TASK BRIEF:
Recast every line of the items below as a numbered list, omitting any blank lines.

AVAILABLE DATA:
____

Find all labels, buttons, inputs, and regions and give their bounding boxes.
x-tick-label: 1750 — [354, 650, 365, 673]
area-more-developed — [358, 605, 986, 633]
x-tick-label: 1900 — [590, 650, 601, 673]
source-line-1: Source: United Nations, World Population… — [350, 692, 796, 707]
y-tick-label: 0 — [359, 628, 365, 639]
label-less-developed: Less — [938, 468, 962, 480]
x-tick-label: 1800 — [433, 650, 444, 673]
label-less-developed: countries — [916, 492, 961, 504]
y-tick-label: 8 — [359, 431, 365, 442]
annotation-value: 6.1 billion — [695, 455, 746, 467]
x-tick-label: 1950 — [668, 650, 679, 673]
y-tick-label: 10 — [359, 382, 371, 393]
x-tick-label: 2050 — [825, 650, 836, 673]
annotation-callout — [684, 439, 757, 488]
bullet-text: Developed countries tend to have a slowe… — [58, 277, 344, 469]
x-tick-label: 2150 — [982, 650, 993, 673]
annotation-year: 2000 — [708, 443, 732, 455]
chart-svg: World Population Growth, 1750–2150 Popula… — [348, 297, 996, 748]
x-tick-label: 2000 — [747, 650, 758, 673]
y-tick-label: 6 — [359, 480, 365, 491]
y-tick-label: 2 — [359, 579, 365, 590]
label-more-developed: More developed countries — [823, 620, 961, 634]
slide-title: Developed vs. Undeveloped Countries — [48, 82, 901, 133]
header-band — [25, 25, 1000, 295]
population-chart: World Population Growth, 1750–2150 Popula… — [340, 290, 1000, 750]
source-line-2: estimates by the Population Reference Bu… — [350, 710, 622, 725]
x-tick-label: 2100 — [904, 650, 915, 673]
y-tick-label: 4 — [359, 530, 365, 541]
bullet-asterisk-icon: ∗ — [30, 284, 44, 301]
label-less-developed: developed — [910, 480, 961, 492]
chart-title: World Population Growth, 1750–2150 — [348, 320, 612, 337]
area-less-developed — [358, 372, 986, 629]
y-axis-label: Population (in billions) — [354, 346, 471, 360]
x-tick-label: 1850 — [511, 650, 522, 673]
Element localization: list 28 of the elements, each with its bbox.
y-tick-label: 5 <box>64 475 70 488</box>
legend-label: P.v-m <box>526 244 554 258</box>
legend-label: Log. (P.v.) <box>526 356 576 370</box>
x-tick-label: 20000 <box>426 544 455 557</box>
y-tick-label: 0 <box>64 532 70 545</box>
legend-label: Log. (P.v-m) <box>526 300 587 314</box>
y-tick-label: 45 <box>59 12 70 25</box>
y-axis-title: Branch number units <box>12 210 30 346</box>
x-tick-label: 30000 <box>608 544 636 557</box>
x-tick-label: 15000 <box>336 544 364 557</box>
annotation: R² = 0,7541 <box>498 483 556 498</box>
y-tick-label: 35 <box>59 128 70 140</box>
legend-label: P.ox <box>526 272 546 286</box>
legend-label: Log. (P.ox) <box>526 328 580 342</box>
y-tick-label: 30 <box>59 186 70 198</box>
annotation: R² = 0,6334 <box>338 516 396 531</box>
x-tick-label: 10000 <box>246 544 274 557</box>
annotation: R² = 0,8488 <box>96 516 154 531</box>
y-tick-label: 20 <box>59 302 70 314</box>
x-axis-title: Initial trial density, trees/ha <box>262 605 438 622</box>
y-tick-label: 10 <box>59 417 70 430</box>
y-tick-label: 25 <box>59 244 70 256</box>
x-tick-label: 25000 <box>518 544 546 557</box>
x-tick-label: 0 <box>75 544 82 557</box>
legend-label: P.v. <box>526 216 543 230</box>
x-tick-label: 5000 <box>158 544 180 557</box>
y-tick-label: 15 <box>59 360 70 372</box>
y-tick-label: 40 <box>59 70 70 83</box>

____

FINISHED EXERCISE:
1. Find all labels, buttons, inputs, and regions and give their bounding boxes.
2. x-tick-label: 1750 — [354, 650, 365, 673]
3. area-more-developed — [358, 605, 986, 633]
4. x-tick-label: 1900 — [590, 650, 601, 673]
5. source-line-1: Source: United Nations, World Population… — [350, 692, 796, 707]
6. y-tick-label: 0 — [359, 628, 365, 639]
7. label-less-developed: Less — [938, 468, 962, 480]
8. x-tick-label: 1800 — [433, 650, 444, 673]
9. label-less-developed: countries — [916, 492, 961, 504]
10. y-tick-label: 8 — [359, 431, 365, 442]
11. annotation-value: 6.1 billion — [695, 455, 746, 467]
12. x-tick-label: 1950 — [668, 650, 679, 673]
13. y-tick-label: 10 — [359, 382, 371, 393]
14. x-tick-label: 2050 — [825, 650, 836, 673]
15. annotation-callout — [684, 439, 757, 488]
16. bullet-text: Developed countries tend to have a slowe… — [58, 277, 344, 469]
17. x-tick-label: 2150 — [982, 650, 993, 673]
18. annotation-year: 2000 — [708, 443, 732, 455]
19. chart-svg: World Population Growth, 1750–2150 Popula… — [348, 297, 996, 748]
20. x-tick-label: 2000 — [747, 650, 758, 673]
21. y-tick-label: 6 — [359, 480, 365, 491]
22. y-tick-label: 2 — [359, 579, 365, 590]
23. label-more-developed: More developed countries — [823, 620, 961, 634]
24. slide-title: Developed vs. Undeveloped Countries — [48, 82, 901, 133]
25. header-band — [25, 25, 1000, 295]
26. population-chart: World Population Growth, 1750–2150 Popula… — [340, 290, 1000, 750]
27. source-line-2: estimates by the Population Reference Bu… — [350, 710, 622, 725]
28. x-tick-label: 2100 — [904, 650, 915, 673]
29. y-tick-label: 4 — [359, 530, 365, 541]
30. bullet-asterisk-icon: ∗ — [30, 284, 44, 301]
31. label-less-developed: developed — [910, 480, 961, 492]
32. chart-title: World Population Growth, 1750–2150 — [348, 320, 612, 337]
33. area-less-developed — [358, 372, 986, 629]
34. y-axis-label: Population (in billions) — [354, 346, 471, 360]
35. x-tick-label: 1850 — [511, 650, 522, 673]
36. Element localization: list 28 of the elements, each with its bbox.
37. y-tick-label: 5 <box>64 475 70 488</box>
38. legend-label: P.v-m <box>526 244 554 258</box>
39. legend-label: Log. (P.v.) <box>526 356 576 370</box>
40. x-tick-label: 20000 <box>426 544 455 557</box>
41. y-tick-label: 0 <box>64 532 70 545</box>
42. legend-label: Log. (P.v-m) <box>526 300 587 314</box>
43. y-tick-label: 45 <box>59 12 70 25</box>
44. y-axis-title: Branch number units <box>12 210 30 346</box>
45. x-tick-label: 30000 <box>608 544 636 557</box>
46. x-tick-label: 15000 <box>336 544 364 557</box>
47. annotation: R² = 0,7541 <box>498 483 556 498</box>
48. y-tick-label: 35 <box>59 128 70 140</box>
49. legend-label: P.ox <box>526 272 546 286</box>
50. legend-label: Log. (P.ox) <box>526 328 580 342</box>
51. y-tick-label: 30 <box>59 186 70 198</box>
52. annotation: R² = 0,6334 <box>338 516 396 531</box>
53. x-tick-label: 10000 <box>246 544 274 557</box>
54. annotation: R² = 0,8488 <box>96 516 154 531</box>
55. y-tick-label: 20 <box>59 302 70 314</box>
56. x-axis-title: Initial trial density, trees/ha <box>262 605 438 622</box>
57. y-tick-label: 10 <box>59 417 70 430</box>
58. y-tick-label: 25 <box>59 244 70 256</box>
59. x-tick-label: 25000 <box>518 544 546 557</box>
60. x-tick-label: 0 <box>75 544 82 557</box>
61. legend-label: P.v. <box>526 216 543 230</box>
62. x-tick-label: 5000 <box>158 544 180 557</box>
63. y-tick-label: 15 <box>59 360 70 372</box>
64. y-tick-label: 40 <box>59 70 70 83</box>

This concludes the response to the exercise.